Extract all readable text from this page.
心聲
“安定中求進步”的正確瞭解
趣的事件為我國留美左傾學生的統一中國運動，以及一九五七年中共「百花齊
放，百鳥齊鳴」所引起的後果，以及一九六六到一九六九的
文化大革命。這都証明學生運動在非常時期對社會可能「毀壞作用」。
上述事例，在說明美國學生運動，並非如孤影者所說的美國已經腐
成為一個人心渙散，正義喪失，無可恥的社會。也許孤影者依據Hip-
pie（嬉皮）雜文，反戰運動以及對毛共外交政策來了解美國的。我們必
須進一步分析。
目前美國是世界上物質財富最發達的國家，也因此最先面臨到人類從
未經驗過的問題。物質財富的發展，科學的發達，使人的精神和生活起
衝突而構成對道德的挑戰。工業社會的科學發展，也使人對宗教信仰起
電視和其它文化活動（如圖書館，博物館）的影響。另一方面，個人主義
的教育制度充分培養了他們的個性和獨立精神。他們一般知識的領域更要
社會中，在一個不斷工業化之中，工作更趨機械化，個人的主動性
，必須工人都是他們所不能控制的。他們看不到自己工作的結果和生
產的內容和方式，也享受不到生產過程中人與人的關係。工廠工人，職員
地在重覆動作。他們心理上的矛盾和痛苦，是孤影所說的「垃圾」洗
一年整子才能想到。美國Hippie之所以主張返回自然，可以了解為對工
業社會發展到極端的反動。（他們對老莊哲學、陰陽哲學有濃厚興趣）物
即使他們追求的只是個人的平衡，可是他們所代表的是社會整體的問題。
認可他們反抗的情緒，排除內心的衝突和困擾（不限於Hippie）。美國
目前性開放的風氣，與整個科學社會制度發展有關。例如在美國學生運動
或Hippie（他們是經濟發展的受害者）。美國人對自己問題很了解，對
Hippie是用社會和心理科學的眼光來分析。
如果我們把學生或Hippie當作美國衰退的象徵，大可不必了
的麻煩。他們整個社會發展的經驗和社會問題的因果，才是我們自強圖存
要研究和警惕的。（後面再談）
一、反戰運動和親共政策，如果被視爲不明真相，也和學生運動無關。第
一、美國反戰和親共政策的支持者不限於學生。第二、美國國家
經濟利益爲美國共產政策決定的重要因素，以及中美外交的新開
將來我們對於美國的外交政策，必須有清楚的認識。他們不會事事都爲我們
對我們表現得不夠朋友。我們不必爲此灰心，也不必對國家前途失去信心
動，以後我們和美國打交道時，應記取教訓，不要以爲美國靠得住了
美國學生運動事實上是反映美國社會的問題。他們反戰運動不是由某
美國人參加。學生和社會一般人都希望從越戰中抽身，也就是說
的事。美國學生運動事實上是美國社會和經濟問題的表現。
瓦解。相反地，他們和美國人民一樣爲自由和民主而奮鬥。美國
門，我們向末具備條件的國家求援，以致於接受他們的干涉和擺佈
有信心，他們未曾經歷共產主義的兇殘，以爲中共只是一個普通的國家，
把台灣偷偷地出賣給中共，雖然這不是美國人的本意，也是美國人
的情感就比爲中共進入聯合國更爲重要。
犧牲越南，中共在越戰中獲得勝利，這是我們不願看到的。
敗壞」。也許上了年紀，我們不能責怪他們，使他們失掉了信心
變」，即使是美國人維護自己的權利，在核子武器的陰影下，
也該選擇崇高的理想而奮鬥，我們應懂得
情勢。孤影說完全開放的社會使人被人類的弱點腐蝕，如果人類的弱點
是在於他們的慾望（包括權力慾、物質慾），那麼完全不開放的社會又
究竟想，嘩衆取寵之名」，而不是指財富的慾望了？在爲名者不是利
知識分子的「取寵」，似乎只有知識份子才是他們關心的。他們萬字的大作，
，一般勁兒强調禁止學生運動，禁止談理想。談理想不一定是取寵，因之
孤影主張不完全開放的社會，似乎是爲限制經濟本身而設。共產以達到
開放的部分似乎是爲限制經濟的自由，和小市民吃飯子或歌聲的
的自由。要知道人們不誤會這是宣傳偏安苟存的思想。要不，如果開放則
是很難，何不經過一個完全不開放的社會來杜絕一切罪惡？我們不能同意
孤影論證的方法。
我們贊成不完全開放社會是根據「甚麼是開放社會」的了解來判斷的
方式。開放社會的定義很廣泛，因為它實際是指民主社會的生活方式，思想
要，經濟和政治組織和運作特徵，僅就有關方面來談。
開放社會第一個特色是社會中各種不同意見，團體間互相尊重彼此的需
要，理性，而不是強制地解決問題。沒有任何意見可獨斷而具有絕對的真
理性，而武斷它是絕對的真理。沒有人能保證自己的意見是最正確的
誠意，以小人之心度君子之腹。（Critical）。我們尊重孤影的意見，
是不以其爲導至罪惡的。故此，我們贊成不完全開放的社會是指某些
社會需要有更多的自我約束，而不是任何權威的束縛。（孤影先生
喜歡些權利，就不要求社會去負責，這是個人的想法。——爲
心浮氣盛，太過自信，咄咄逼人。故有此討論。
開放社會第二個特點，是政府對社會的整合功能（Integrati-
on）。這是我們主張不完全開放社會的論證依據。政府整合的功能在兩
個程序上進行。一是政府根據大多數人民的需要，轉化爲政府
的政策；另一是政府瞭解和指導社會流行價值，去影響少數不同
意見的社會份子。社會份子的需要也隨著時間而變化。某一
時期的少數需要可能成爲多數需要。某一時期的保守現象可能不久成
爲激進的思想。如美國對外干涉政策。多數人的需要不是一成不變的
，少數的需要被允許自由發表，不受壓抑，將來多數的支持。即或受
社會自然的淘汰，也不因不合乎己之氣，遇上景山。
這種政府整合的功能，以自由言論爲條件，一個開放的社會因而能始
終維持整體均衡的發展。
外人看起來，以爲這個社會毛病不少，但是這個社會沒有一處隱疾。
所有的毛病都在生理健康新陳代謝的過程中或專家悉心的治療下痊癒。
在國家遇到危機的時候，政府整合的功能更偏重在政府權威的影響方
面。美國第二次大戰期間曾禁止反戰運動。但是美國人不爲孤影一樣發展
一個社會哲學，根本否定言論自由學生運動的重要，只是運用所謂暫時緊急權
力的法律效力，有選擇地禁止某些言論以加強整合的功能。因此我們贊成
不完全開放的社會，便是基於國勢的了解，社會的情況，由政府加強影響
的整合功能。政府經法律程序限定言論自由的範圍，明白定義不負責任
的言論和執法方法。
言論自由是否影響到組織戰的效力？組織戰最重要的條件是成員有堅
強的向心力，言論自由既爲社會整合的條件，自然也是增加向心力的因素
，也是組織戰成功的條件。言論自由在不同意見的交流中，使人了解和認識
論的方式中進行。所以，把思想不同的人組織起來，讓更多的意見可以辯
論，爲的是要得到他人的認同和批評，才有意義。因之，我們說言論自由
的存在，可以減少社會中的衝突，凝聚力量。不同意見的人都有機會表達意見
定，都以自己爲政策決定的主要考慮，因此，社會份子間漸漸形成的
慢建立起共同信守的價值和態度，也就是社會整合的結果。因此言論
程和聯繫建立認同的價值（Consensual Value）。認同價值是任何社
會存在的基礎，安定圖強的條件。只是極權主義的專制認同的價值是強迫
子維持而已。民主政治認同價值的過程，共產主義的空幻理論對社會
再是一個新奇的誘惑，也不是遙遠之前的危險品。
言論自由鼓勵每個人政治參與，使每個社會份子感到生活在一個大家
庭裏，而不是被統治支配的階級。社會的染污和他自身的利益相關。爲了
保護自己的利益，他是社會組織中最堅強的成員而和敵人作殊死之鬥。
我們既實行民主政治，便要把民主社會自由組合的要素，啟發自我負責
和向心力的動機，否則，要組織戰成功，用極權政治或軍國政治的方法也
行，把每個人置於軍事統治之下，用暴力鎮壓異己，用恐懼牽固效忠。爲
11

····················

### BRIEF
From the records above, extract everything verbatim.

### RESPONSE
Extract all readable text from this page.
心聲
“安定中求進步”的正確瞭解
趣的事件為我國留美左傾學生的統一中國運動，以及一九五七年中共「百花齊
放，百鳥齊鳴」所引起的後果，以及一九六六到一九六九的
文化大革命。這都証明學生運動在非常時期對社會可能「毀壞作用」。
上述事例，在說明美國學生運動，並非如孤影者所說的美國已經腐
成為一個人心渙散，正義喪失，無可恥的社會。也許孤影者依據Hip-
pie（嬉皮）雜文，反戰運動以及對毛共外交政策來了解美國的。我們必
須進一步分析。
目前美國是世界上物質財富最發達的國家，也因此最先面臨到人類從
未經驗過的問題。物質財富的發展，科學的發達，使人的精神和生活起
衝突而構成對道德的挑戰。工業社會的科學發展，也使人對宗教信仰起
電視和其它文化活動（如圖書館，博物館）的影響。另一方面，個人主義
的教育制度充分培養了他們的個性和獨立精神。他們一般知識的領域更要
社會中，在一個不斷工業化之中，工作更趨機械化，個人的主動性
，必須工人都是他們所不能控制的。他們看不到自己工作的結果和生
產的內容和方式，也享受不到生產過程中人與人的關係。工廠工人，職員
地在重覆動作。他們心理上的矛盾和痛苦，是孤影所說的「垃圾」洗
一年整子才能想到。美國Hippie之所以主張返回自然，可以了解為對工
業社會發展到極端的反動。（他們對老莊哲學、陰陽哲學有濃厚興趣）物
即使他們追求的只是個人的平衡，可是他們所代表的是社會整體的問題。
認可他們反抗的情緒，排除內心的衝突和困擾（不限於Hippie）。美國
目前性開放的風氣，與整個科學社會制度發展有關。例如在美國學生運動
或Hippie（他們是經濟發展的受害者）。美國人對自己問題很了解，對
Hippie是用社會和心理科學的眼光來分析。
如果我們把學生或Hippie當作美國衰退的象徵，大可不必了
的麻煩。他們整個社會發展的經驗和社會問題的因果，才是我們自強圖存
要研究和警惕的。（後面再談）
一、反戰運動和親共政策，如果被視爲不明真相，也和學生運動無關。第
一、美國反戰和親共政策的支持者不限於學生。第二、美國國家
經濟利益爲美國共產政策決定的重要因素，以及中美外交的新開
將來我們對於美國的外交政策，必須有清楚的認識。他們不會事事都爲我們
對我們表現得不夠朋友。我們不必爲此灰心，也不必對國家前途失去信心
動，以後我們和美國打交道時，應記取教訓，不要以爲美國靠得住了
美國學生運動事實上是反映美國社會的問題。他們反戰運動不是由某
美國人參加。學生和社會一般人都希望從越戰中抽身，也就是說
的事。美國學生運動事實上是美國社會和經濟問題的表現。
瓦解。相反地，他們和美國人民一樣爲自由和民主而奮鬥。美國
門，我們向末具備條件的國家求援，以致於接受他們的干涉和擺佈
有信心，他們未曾經歷共產主義的兇殘，以爲中共只是一個普通的國家，
把台灣偷偷地出賣給中共，雖然這不是美國人的本意，也是美國人
的情感就比爲中共進入聯合國更爲重要。
犧牲越南，中共在越戰中獲得勝利，這是我們不願看到的。
敗壞」。也許上了年紀，我們不能責怪他們，使他們失掉了信心
變」，即使是美國人維護自己的權利，在核子武器的陰影下，
也該選擇崇高的理想而奮鬥，我們應懂得
情勢。孤影說完全開放的社會使人被人類的弱點腐蝕，如果人類的弱點
是在於他們的慾望（包括權力慾、物質慾），那麼完全不開放的社會又
究竟想，嘩衆取寵之名」，而不是指財富的慾望了？在爲名者不是利
知識分子的「取寵」，似乎只有知識份子才是他們關心的。他們萬字的大作，
，一般勁兒强調禁止學生運動，禁止談理想。談理想不一定是取寵，因之
孤影主張不完全開放的社會，似乎是爲限制經濟本身而設。共產以達到
開放的部分似乎是爲限制經濟的自由，和小市民吃飯子或歌聲的
的自由。要知道人們不誤會這是宣傳偏安苟存的思想。要不，如果開放則
是很難，何不經過一個完全不開放的社會來杜絕一切罪惡？我們不能同意
孤影論證的方法。
我們贊成不完全開放社會是根據「甚麼是開放社會」的了解來判斷的
方式。開放社會的定義很廣泛，因為它實際是指民主社會的生活方式，思想
要，經濟和政治組織和運作特徵，僅就有關方面來談。
開放社會第一個特色是社會中各種不同意見，團體間互相尊重彼此的需
要，理性，而不是強制地解決問題。沒有任何意見可獨斷而具有絕對的真
理性，而武斷它是絕對的真理。沒有人能保證自己的意見是最正確的
誠意，以小人之心度君子之腹。（Critical）。我們尊重孤影的意見，
是不以其爲導至罪惡的。故此，我們贊成不完全開放的社會是指某些
社會需要有更多的自我約束，而不是任何權威的束縛。（孤影先生
喜歡些權利，就不要求社會去負責，這是個人的想法。——爲
心浮氣盛，太過自信，咄咄逼人。故有此討論。
開放社會第二個特點，是政府對社會的整合功能（Integrati-
on）。這是我們主張不完全開放社會的論證依據。政府整合的功能在兩
個程序上進行。一是政府根據大多數人民的需要，轉化爲政府
的政策；另一是政府瞭解和指導社會流行價值，去影響少數不同
意見的社會份子。社會份子的需要也隨著時間而變化。某一
時期的少數需要可能成爲多數需要。某一時期的保守現象可能不久成
爲激進的思想。如美國對外干涉政策。多數人的需要不是一成不變的
，少數的需要被允許自由發表，不受壓抑，將來多數的支持。即或受
社會自然的淘汰，也不因不合乎己之氣，遇上景山。
這種政府整合的功能，以自由言論爲條件，一個開放的社會因而能始
終維持整體均衡的發展。
外人看起來，以爲這個社會毛病不少，但是這個社會沒有一處隱疾。
所有的毛病都在生理健康新陳代謝的過程中或專家悉心的治療下痊癒。
在國家遇到危機的時候，政府整合的功能更偏重在政府權威的影響方
面。美國第二次大戰期間曾禁止反戰運動。但是美國人不爲孤影一樣發展
一個社會哲學，根本否定言論自由學生運動的重要，只是運用所謂暫時緊急權
力的法律效力，有選擇地禁止某些言論以加強整合的功能。因此我們贊成
不完全開放的社會，便是基於國勢的了解，社會的情況，由政府加強影響
的整合功能。政府經法律程序限定言論自由的範圍，明白定義不負責任
的言論和執法方法。
言論自由是否影響到組織戰的效力？組織戰最重要的條件是成員有堅
強的向心力，言論自由既爲社會整合的條件，自然也是增加向心力的因素
，也是組織戰成功的條件。言論自由在不同意見的交流中，使人了解和認識
論的方式中進行。所以，把思想不同的人組織起來，讓更多的意見可以辯
論，爲的是要得到他人的認同和批評，才有意義。因之，我們說言論自由
的存在，可以減少社會中的衝突，凝聚力量。不同意見的人都有機會表達意見
定，都以自己爲政策決定的主要考慮，因此，社會份子間漸漸形成的
慢建立起共同信守的價值和態度，也就是社會整合的結果。因此言論
程和聯繫建立認同的價值（Consensual Value）。認同價值是任何社
會存在的基礎，安定圖強的條件。只是極權主義的專制認同的價值是強迫
子維持而已。民主政治認同價值的過程，共產主義的空幻理論對社會
再是一個新奇的誘惑，也不是遙遠之前的危險品。
言論自由鼓勵每個人政治參與，使每個社會份子感到生活在一個大家
庭裏，而不是被統治支配的階級。社會的染污和他自身的利益相關。爲了
保護自己的利益，他是社會組織中最堅強的成員而和敵人作殊死之鬥。
我們既實行民主政治，便要把民主社會自由組合的要素，啟發自我負責
和向心力的動機，否則，要組織戰成功，用極權政治或軍國政治的方法也
行，把每個人置於軍事統治之下，用暴力鎮壓異己，用恐懼牽固效忠。爲
11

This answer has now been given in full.